◆ AIM OF THE EXERCISE ◆
Quote the rows below verbatim, starting at the very first row and stopping after the row that contains "menu-item-set-selected[interactable]: Set Selected".

◆ INPUT MATERIAL ◆
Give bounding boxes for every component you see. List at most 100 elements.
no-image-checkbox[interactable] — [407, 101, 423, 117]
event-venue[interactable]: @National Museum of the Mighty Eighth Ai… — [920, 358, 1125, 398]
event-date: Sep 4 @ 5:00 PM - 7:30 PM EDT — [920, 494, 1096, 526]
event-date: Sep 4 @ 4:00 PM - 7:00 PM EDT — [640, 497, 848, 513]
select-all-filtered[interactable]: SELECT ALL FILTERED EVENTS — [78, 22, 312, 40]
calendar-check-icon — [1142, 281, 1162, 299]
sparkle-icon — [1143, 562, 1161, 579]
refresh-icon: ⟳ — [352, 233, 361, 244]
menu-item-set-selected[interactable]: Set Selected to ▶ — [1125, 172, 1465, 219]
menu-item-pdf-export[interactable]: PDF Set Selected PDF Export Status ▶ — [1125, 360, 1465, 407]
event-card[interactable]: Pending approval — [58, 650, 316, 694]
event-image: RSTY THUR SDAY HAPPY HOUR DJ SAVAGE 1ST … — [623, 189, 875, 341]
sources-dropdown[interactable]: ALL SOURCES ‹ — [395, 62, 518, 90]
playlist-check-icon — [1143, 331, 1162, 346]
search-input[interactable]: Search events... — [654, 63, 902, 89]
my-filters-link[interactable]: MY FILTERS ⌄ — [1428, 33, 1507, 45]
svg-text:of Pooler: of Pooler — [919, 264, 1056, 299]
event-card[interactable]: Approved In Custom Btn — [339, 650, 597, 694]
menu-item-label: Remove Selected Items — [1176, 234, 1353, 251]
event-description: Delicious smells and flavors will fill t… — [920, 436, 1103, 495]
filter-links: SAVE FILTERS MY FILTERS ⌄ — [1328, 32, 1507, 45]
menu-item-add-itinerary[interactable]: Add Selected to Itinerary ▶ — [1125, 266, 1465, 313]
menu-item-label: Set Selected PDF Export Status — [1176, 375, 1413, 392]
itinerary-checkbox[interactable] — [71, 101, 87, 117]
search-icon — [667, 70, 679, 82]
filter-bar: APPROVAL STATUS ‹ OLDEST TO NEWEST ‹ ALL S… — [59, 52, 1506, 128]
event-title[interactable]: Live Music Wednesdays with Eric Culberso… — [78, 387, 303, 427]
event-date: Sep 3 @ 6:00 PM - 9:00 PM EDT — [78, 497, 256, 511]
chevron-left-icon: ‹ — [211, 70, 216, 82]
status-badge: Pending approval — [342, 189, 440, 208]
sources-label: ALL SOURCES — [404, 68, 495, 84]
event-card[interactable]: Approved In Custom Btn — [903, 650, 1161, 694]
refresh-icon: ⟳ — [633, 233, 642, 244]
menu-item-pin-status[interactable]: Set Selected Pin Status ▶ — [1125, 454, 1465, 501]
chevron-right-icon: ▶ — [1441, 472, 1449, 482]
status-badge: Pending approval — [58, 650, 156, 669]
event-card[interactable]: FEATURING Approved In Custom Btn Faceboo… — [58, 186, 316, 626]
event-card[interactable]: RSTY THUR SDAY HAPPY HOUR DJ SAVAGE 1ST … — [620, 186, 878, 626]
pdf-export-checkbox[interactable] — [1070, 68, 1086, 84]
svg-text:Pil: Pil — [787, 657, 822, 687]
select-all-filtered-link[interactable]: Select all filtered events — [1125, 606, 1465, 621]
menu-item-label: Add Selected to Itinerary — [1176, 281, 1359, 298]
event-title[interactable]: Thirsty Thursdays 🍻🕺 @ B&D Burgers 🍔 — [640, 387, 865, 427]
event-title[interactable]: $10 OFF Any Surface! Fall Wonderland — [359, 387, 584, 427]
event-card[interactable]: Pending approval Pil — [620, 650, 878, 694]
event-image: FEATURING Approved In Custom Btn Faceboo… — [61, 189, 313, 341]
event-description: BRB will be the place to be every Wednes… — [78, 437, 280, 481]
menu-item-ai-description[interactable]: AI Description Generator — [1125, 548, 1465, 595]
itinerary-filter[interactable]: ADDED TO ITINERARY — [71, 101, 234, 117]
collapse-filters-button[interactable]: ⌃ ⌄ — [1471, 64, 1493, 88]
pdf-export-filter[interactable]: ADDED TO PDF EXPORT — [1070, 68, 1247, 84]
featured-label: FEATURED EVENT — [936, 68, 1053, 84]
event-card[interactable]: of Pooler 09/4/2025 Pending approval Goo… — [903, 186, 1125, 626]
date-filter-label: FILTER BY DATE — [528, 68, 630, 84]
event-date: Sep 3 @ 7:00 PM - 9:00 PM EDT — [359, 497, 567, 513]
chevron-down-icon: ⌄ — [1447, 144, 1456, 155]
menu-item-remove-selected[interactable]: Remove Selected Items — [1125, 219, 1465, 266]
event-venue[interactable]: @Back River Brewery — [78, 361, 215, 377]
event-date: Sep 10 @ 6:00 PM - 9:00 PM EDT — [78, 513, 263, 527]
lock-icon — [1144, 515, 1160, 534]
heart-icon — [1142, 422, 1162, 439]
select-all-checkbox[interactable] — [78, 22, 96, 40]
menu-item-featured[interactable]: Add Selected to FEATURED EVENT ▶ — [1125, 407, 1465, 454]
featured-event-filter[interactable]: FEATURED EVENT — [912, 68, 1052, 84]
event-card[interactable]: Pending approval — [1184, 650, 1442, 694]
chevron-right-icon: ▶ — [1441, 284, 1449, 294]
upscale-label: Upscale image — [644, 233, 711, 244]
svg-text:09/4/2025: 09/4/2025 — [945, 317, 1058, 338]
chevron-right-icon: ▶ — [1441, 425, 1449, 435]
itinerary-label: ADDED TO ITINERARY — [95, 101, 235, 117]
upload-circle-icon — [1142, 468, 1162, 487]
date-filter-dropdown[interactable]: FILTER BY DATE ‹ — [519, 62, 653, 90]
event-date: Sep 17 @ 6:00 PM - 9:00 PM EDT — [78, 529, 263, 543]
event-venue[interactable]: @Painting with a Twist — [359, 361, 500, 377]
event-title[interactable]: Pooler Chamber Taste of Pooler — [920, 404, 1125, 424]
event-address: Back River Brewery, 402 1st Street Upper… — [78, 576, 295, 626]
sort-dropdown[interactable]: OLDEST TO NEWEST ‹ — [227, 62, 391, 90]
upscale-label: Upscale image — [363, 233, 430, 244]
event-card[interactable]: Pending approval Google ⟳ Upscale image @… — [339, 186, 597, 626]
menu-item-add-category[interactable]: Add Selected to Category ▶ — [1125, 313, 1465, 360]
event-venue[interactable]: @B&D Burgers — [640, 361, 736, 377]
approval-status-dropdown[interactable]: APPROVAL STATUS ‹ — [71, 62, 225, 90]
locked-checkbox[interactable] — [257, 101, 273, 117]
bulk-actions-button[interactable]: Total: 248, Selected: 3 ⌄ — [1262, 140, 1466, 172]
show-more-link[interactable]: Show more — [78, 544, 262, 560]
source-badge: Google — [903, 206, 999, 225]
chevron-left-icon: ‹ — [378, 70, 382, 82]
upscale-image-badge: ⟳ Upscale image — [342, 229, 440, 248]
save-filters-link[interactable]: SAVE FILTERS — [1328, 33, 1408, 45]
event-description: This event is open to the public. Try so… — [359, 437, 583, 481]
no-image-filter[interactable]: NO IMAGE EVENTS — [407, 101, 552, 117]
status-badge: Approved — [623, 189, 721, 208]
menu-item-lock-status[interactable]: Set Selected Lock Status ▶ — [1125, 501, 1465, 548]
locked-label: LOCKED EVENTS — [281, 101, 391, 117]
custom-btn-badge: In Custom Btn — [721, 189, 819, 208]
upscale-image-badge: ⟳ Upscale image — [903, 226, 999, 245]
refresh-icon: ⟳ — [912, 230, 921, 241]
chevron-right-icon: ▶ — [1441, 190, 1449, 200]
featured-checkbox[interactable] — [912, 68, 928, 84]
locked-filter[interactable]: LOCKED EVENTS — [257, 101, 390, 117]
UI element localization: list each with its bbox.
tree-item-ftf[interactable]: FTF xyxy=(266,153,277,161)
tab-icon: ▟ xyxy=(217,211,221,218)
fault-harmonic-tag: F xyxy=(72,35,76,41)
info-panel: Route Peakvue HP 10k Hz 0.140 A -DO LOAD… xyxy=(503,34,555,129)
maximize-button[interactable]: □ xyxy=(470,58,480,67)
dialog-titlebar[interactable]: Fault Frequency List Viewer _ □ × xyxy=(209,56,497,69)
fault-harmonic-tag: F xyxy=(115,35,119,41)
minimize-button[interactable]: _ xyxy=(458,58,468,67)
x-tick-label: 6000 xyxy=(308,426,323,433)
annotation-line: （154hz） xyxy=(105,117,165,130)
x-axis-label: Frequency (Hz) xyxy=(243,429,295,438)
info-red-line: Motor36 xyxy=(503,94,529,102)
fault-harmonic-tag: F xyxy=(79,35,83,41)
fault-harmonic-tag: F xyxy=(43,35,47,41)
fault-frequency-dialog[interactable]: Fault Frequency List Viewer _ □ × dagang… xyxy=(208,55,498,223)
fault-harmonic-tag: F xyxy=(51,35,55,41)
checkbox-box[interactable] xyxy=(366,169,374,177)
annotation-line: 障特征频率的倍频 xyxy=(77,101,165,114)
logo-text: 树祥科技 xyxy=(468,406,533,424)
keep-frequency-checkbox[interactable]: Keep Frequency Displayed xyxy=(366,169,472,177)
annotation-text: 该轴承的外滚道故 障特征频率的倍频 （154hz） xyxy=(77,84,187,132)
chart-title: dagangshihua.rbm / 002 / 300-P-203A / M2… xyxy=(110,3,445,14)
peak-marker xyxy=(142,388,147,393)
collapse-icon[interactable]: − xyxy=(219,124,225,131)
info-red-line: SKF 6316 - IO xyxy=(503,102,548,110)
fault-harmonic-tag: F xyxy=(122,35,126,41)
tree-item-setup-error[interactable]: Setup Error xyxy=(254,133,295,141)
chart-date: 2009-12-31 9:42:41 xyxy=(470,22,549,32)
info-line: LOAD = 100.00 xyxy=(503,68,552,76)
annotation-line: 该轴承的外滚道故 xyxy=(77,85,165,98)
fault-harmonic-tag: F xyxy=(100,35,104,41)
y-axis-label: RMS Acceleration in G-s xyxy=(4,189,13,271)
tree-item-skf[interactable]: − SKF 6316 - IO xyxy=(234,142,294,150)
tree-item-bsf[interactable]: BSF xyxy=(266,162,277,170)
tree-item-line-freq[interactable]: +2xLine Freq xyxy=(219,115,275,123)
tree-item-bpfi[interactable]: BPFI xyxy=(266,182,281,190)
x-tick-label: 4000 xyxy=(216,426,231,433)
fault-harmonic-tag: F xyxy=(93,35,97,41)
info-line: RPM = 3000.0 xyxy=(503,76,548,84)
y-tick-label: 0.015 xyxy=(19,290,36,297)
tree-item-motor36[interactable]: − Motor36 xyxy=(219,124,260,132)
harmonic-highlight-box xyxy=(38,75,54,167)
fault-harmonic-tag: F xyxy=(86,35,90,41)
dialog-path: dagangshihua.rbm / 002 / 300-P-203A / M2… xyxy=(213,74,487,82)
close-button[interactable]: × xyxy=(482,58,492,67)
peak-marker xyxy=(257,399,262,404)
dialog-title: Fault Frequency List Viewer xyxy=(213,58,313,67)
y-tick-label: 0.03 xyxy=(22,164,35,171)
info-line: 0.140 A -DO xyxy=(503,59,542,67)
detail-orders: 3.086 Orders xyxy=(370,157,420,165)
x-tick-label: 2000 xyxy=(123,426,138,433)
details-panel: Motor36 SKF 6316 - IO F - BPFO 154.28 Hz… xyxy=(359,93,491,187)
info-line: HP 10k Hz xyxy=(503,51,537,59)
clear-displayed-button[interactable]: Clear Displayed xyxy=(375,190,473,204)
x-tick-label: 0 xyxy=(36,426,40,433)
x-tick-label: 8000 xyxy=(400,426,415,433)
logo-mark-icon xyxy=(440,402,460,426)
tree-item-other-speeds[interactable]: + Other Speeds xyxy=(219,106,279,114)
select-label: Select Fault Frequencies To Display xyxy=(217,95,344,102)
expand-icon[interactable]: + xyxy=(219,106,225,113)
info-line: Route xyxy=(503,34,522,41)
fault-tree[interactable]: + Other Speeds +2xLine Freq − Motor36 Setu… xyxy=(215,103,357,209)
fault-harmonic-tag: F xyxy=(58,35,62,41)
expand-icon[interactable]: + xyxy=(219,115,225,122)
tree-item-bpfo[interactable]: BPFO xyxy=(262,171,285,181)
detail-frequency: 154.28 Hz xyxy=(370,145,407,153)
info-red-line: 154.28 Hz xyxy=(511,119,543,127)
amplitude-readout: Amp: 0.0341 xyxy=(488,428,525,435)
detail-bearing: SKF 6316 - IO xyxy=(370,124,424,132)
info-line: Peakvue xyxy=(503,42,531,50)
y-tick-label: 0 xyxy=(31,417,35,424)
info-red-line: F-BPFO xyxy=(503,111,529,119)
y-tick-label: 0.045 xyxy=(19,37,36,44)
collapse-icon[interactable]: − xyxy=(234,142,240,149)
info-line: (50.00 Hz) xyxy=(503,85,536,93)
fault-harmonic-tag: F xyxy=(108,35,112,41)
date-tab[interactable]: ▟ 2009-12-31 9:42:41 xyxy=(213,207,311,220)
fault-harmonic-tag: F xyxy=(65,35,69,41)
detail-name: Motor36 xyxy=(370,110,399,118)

◆ ANSWER TO THIS TASK ◆
Give bounding boxes for every component you see. List at most 100 elements.
no-image-checkbox[interactable] — [407, 101, 423, 117]
event-venue[interactable]: @National Museum of the Mighty Eighth Ai… — [920, 358, 1125, 398]
event-date: Sep 4 @ 5:00 PM - 7:30 PM EDT — [920, 494, 1096, 526]
event-date: Sep 4 @ 4:00 PM - 7:00 PM EDT — [640, 497, 848, 513]
select-all-filtered[interactable]: SELECT ALL FILTERED EVENTS — [78, 22, 312, 40]
calendar-check-icon — [1142, 281, 1162, 299]
sparkle-icon — [1143, 562, 1161, 579]
refresh-icon: ⟳ — [352, 233, 361, 244]
menu-item-set-selected[interactable]: Set Selected to ▶ — [1125, 172, 1465, 219]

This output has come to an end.